_Directions for this task:_ Every line containing the word "classes" needs to be found and copied.

_Extracts from a graphics dataset:_
** Start **

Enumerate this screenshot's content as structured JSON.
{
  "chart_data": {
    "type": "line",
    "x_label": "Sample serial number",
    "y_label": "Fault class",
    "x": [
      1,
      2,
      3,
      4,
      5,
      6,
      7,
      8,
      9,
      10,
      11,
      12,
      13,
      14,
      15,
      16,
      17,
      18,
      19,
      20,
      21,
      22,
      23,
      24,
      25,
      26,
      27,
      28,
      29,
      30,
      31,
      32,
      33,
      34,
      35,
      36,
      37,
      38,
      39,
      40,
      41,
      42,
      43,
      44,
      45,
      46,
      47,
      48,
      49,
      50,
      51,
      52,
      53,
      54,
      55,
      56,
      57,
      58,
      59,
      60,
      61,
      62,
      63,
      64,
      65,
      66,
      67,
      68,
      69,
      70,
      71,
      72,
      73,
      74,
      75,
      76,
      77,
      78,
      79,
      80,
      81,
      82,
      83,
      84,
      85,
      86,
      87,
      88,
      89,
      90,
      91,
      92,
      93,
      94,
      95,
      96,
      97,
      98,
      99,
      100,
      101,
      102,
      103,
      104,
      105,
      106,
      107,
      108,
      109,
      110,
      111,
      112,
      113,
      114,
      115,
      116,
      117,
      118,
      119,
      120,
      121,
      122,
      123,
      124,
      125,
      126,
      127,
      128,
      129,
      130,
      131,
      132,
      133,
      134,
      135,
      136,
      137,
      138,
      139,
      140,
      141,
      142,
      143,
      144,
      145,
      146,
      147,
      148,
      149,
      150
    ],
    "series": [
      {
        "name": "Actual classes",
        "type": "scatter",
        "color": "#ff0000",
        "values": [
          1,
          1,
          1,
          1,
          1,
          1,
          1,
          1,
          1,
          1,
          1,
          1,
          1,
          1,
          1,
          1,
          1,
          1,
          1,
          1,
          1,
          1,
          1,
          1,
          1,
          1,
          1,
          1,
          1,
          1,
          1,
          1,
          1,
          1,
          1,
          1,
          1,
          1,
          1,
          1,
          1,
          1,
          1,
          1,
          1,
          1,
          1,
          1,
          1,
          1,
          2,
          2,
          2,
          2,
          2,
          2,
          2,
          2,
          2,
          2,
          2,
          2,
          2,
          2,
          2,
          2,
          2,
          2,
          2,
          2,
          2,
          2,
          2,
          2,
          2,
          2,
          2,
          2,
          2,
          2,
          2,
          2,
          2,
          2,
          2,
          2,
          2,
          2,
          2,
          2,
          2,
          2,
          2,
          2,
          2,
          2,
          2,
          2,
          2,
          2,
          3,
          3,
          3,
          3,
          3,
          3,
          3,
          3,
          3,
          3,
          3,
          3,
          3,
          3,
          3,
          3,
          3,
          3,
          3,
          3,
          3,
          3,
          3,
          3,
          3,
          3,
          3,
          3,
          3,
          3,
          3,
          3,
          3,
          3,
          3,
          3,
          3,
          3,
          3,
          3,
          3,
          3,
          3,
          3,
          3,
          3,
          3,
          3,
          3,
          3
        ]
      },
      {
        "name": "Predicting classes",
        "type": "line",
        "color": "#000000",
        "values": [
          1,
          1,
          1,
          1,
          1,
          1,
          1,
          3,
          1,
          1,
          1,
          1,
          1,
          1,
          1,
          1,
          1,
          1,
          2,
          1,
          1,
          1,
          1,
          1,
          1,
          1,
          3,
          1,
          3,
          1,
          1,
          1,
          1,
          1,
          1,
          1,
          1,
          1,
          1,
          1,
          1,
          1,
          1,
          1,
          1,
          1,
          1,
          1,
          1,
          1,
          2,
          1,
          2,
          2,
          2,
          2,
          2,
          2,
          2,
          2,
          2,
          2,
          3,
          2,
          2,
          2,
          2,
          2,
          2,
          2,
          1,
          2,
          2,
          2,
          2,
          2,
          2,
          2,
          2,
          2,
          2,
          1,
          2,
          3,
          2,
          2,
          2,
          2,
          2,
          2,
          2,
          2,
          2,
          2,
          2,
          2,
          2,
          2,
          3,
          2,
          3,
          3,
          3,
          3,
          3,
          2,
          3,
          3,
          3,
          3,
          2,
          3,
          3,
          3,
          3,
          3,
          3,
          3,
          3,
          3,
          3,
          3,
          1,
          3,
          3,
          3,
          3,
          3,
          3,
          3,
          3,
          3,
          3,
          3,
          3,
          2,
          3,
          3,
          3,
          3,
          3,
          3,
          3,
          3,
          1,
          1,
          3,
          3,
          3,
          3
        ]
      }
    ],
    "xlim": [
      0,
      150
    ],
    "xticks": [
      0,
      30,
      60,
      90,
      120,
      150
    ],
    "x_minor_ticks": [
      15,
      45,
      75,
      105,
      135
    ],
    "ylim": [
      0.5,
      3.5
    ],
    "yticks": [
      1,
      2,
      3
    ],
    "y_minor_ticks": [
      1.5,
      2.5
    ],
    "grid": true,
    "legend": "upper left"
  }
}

** End **

_Solution to this exercise:_
        "name": "Actual classes",
        "name": "Predicting classes",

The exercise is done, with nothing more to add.